* Begin The data *
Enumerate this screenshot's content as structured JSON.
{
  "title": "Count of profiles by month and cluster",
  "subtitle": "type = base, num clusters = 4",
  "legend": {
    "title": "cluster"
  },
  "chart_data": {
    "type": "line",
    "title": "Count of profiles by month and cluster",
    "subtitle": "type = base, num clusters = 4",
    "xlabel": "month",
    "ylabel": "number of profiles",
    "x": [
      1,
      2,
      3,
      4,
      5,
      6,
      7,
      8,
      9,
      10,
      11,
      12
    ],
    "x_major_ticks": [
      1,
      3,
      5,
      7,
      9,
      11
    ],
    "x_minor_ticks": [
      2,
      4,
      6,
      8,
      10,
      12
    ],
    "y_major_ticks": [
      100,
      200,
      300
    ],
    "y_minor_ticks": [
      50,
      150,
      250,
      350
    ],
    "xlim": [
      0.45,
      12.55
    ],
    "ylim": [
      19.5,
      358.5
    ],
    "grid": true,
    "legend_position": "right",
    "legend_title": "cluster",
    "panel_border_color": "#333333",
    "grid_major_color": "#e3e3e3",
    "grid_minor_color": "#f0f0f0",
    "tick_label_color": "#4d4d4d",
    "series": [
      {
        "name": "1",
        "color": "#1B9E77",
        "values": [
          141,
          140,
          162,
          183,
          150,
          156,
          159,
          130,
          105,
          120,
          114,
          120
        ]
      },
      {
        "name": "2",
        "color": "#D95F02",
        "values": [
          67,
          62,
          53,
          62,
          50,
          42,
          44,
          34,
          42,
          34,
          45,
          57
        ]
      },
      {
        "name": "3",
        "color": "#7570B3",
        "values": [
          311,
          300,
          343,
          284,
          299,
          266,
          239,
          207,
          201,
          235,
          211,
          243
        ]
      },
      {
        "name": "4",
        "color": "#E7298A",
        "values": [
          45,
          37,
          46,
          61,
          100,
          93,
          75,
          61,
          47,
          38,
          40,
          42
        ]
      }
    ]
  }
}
* End The data *
▶ [Instructions for the task]
Exactly as shown above, return every record.

▶ [The reply]
Enumerate this screenshot's content as structured JSON.
{
  "title": "Count of profiles by month and cluster",
  "subtitle": "type = base, num clusters = 4",
  "legend": {
    "title": "cluster"
  },
  "chart_data": {
    "type": "line",
    "title": "Count of profiles by month and cluster",
    "subtitle": "type = base, num clusters = 4",
    "xlabel": "month",
    "ylabel": "number of profiles",
    "x": [
      1,
      2,
      3,
      4,
      5,
      6,
      7,
      8,
      9,
      10,
      11,
      12
    ],
    "x_major_ticks": [
      1,
      3,
      5,
      7,
      9,
      11
    ],
    "x_minor_ticks": [
      2,
      4,
      6,
      8,
      10,
      12
    ],
    "y_major_ticks": [
      100,
      200,
      300
    ],
    "y_minor_ticks": [
      50,
      150,
      250,
      350
    ],
    "xlim": [
      0.45,
      12.55
    ],
    "ylim": [
      19.5,
      358.5
    ],
    "grid": true,
    "legend_position": "right",
    "legend_title": "cluster",
    "panel_border_color": "#333333",
    "grid_major_color": "#e3e3e3",
    "grid_minor_color": "#f0f0f0",
    "tick_label_color": "#4d4d4d",
    "series": [
      {
        "name": "1",
        "color": "#1B9E77",
        "values": [
          141,
          140,
          162,
          183,
          150,
          156,
          159,
          130,
          105,
          120,
          114,
          120
        ]
      },
      {
        "name": "2",
        "color": "#D95F02",
        "values": [
          67,
          62,
          53,
          62,
          50,
          42,
          44,
          34,
          42,
          34,
          45,
          57
        ]
      },
      {
        "name": "3",
        "color": "#7570B3",
        "values": [
          311,
          300,
          343,
          284,
          299,
          266,
          239,
          207,
          201,
          235,
          211,
          243
        ]
      },
      {
        "name": "4",
        "color": "#E7298A",
        "values": [
          45,
          37,
          46,
          61,
          100,
          93,
          75,
          61,
          47,
          38,
          40,
          42
        ]
      }
    ]
  }
}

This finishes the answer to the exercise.